TO DO :: Images are to be dropped, and the rest of the data reproduced exactly.

Dataset listings of figures ::
+-------+
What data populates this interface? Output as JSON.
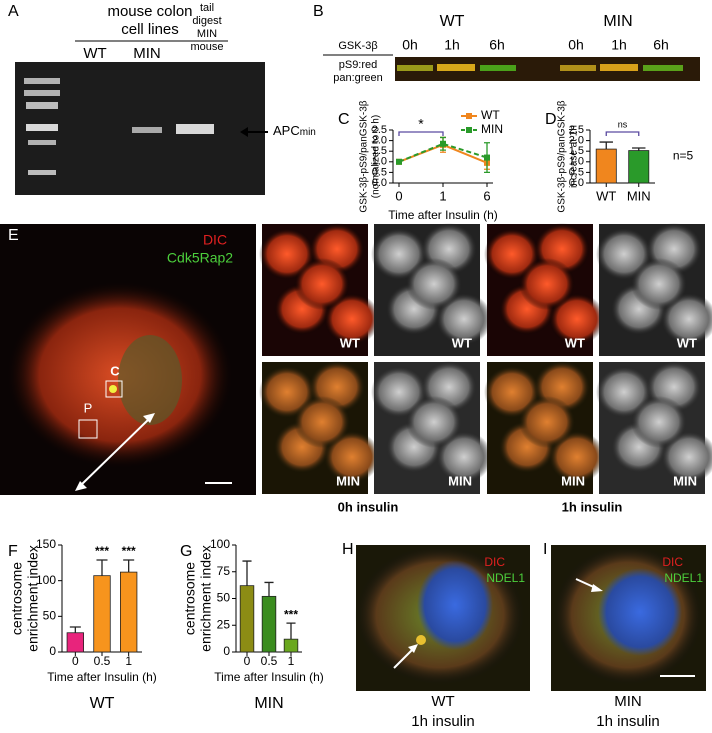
{
  "panels": {
    "A": {
      "label": "A",
      "header": [
        "mouse colon",
        "cell lines"
      ],
      "lanes": [
        "WT",
        "MIN"
      ],
      "tail": [
        "tail",
        "digest",
        "MIN",
        "mouse"
      ],
      "marker": "APC",
      "marker_sub": "min"
    },
    "B": {
      "label": "B",
      "groups": [
        "WT",
        "MIN"
      ],
      "times": [
        "0h",
        "1h",
        "6h",
        "0h",
        "1h",
        "6h"
      ],
      "protein": "GSK-3β",
      "channels": [
        "pS9:red",
        "pan:green"
      ]
    },
    "E": {
      "label": "E",
      "stains": [
        "DIC",
        "Cdk5Rap2"
      ],
      "boxes": [
        "C",
        "P"
      ],
      "image_labels": [
        "WT",
        "WT",
        "WT",
        "WT",
        "MIN",
        "MIN",
        "MIN",
        "MIN"
      ],
      "conditions": [
        "0h insulin",
        "1h insulin"
      ]
    },
    "H": {
      "label": "H",
      "stains": [
        "DIC",
        "NDEL1"
      ],
      "caption": [
        "WT",
        "1h insulin"
      ]
    },
    "I": {
      "label": "I",
      "stains": [
        "DIC",
        "NDEL1"
      ],
      "caption": [
        "MIN",
        "1h insulin"
      ]
    }
  },
  "chart_data": [
    {
      "type": "line",
      "label": "C",
      "ylabel": [
        "GSK-3β-pS9/panGSK-3β",
        "(normalized to 0 h)"
      ],
      "xlabel": "Time after Insulin (h)",
      "categories": [
        "0",
        "1",
        "6"
      ],
      "series": [
        {
          "name": "WT",
          "color": "#f0861e",
          "dash": false,
          "values": [
            1.0,
            1.8,
            0.95
          ],
          "errors": [
            0.05,
            0.35,
            0.3
          ]
        },
        {
          "name": "MIN",
          "color": "#2a9a2a",
          "dash": true,
          "values": [
            1.0,
            1.85,
            1.2
          ],
          "errors": [
            0.05,
            0.3,
            0.7
          ]
        }
      ],
      "ylim": [
        0,
        2.5
      ],
      "yticks": [
        {
          "value": 0,
          "label": "0.0"
        },
        0.5,
        {
          "value": 1,
          "label": "1.0"
        },
        1.5,
        {
          "value": 2,
          "label": "2.0"
        },
        2.5
      ],
      "legend": "upper right",
      "significance": "*"
    },
    {
      "type": "bar",
      "label": "D",
      "ylabel": [
        "GSK-3β-pS9/panGSK-3β",
        "increase at 1h"
      ],
      "categories": [
        "WT",
        "MIN"
      ],
      "colors": [
        "#f0861e",
        "#2a9a2a"
      ],
      "values": [
        1.6,
        1.53
      ],
      "errors": [
        0.33,
        0.12
      ],
      "ylim": [
        0,
        2.5
      ],
      "yticks": [
        {
          "value": 0,
          "label": "0.0"
        },
        0.5,
        {
          "value": 1,
          "label": "1.0"
        },
        1.5,
        {
          "value": 2,
          "label": "2.0"
        },
        2.5
      ],
      "significance": "ns",
      "note": "n=5"
    },
    {
      "type": "bar",
      "label": "F",
      "ylabel": [
        "centrosome",
        "enrichment index"
      ],
      "xlabel": "Time after Insulin (h)",
      "group": "WT",
      "categories": [
        "0",
        "0.5",
        "1"
      ],
      "colors": [
        "#e8247c",
        "#f7941d",
        "#f7941d"
      ],
      "values": [
        27,
        107,
        112
      ],
      "errors": [
        8,
        22,
        17
      ],
      "ylim": [
        0,
        150
      ],
      "yticks": [
        0,
        50,
        100,
        150
      ],
      "significance": [
        null,
        "***",
        "***"
      ]
    },
    {
      "type": "bar",
      "label": "G",
      "ylabel": [
        "centrosome",
        "enrichment index"
      ],
      "xlabel": "Time after Insulin (h)",
      "group": "MIN",
      "categories": [
        "0",
        "0.5",
        "1"
      ],
      "colors": [
        "#8c8c14",
        "#3a8c1e",
        "#6aa81e"
      ],
      "values": [
        62,
        52,
        12
      ],
      "errors": [
        23,
        13,
        15
      ],
      "ylim": [
        0,
        100
      ],
      "yticks": [
        0,
        25,
        50,
        75,
        100
      ],
      "significance": [
        null,
        null,
        "***"
      ]
    }
  ]
}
+-------+
WRITTEN SOLUTION ::
What data populates this interface? Output as JSON.
{
  "panels": {
    "A": {
      "label": "A",
      "header": [
        "mouse colon",
        "cell lines"
      ],
      "lanes": [
        "WT",
        "MIN"
      ],
      "tail": [
        "tail",
        "digest",
        "MIN",
        "mouse"
      ],
      "marker": "APC",
      "marker_sub": "min"
    },
    "B": {
      "label": "B",
      "groups": [
        "WT",
        "MIN"
      ],
      "times": [
        "0h",
        "1h",
        "6h",
        "0h",
        "1h",
        "6h"
      ],
      "protein": "GSK-3β",
      "channels": [
        "pS9:red",
        "pan:green"
      ]
    },
    "E": {
      "label": "E",
      "stains": [
        "DIC",
        "Cdk5Rap2"
      ],
      "boxes": [
        "C",
        "P"
      ],
      "image_labels": [
        "WT",
        "WT",
        "WT",
        "WT",
        "MIN",
        "MIN",
        "MIN",
        "MIN"
      ],
      "conditions": [
        "0h insulin",
        "1h insulin"
      ]
    },
    "H": {
      "label": "H",
      "stains": [
        "DIC",
        "NDEL1"
      ],
      "caption": [
        "WT",
        "1h insulin"
      ]
    },
    "I": {
      "label": "I",
      "stains": [
        "DIC",
        "NDEL1"
      ],
      "caption": [
        "MIN",
        "1h insulin"
      ]
    }
  },
  "chart_data": [
    {
      "type": "line",
      "label": "C",
      "ylabel": [
        "GSK-3β-pS9/panGSK-3β",
        "(normalized to 0 h)"
      ],
      "xlabel": "Time after Insulin (h)",
      "categories": [
        "0",
        "1",
        "6"
      ],
      "series": [
        {
          "name": "WT",
          "color": "#f0861e",
          "dash": false,
          "values": [
            1.0,
            1.8,
            0.95
          ],
          "errors": [
            0.05,
            0.35,
            0.3
          ]
        },
        {
          "name": "MIN",
          "color": "#2a9a2a",
          "dash": true,
          "values": [
            1.0,
            1.85,
            1.2
          ],
          "errors": [
            0.05,
            0.3,
            0.7
          ]
        }
      ],
      "ylim": [
        0,
        2.5
      ],
      "yticks": [
        {
          "value": 0,
          "label": "0.0"
        },
        0.5,
        {
          "value": 1,
          "label": "1.0"
        },
        1.5,
        {
          "value": 2,
          "label": "2.0"
        },
        2.5
      ],
      "legend": "upper right",
      "significance": "*"
    },
    {
      "type": "bar",
      "label": "D",
      "ylabel": [
        "GSK-3β-pS9/panGSK-3β",
        "increase at 1h"
      ],
      "categories": [
        "WT",
        "MIN"
      ],
      "colors": [
        "#f0861e",
        "#2a9a2a"
      ],
      "values": [
        1.6,
        1.53
      ],
      "errors": [
        0.33,
        0.12
      ],
      "ylim": [
        0,
        2.5
      ],
      "yticks": [
        {
          "value": 0,
          "label": "0.0"
        },
        0.5,
        {
          "value": 1,
          "label": "1.0"
        },
        1.5,
        {
          "value": 2,
          "label": "2.0"
        },
        2.5
      ],
      "significance": "ns",
      "note": "n=5"
    },
    {
      "type": "bar",
      "label": "F",
      "ylabel": [
        "centrosome",
        "enrichment index"
      ],
      "xlabel": "Time after Insulin (h)",
      "group": "WT",
      "categories": [
        "0",
        "0.5",
        "1"
      ],
      "colors": [
        "#e8247c",
        "#f7941d",
        "#f7941d"
      ],
      "values": [
        27,
        107,
        112
      ],
      "errors": [
        8,
        22,
        17
      ],
      "ylim": [
        0,
        150
      ],
      "yticks": [
        0,
        50,
        100,
        150
      ],
      "significance": [
        null,
        "***",
        "***"
      ]
    },
    {
      "type": "bar",
      "label": "G",
      "ylabel": [
        "centrosome",
        "enrichment index"
      ],
      "xlabel": "Time after Insulin (h)",
      "group": "MIN",
      "categories": [
        "0",
        "0.5",
        "1"
      ],
      "colors": [
        "#8c8c14",
        "#3a8c1e",
        "#6aa81e"
      ],
      "values": [
        62,
        52,
        12
      ],
      "errors": [
        23,
        13,
        15
      ],
      "ylim": [
        0,
        100
      ],
      "yticks": [
        0,
        25,
        50,
        75,
        100
      ],
      "significance": [
        null,
        null,
        "***"
      ]
    }
  ]
}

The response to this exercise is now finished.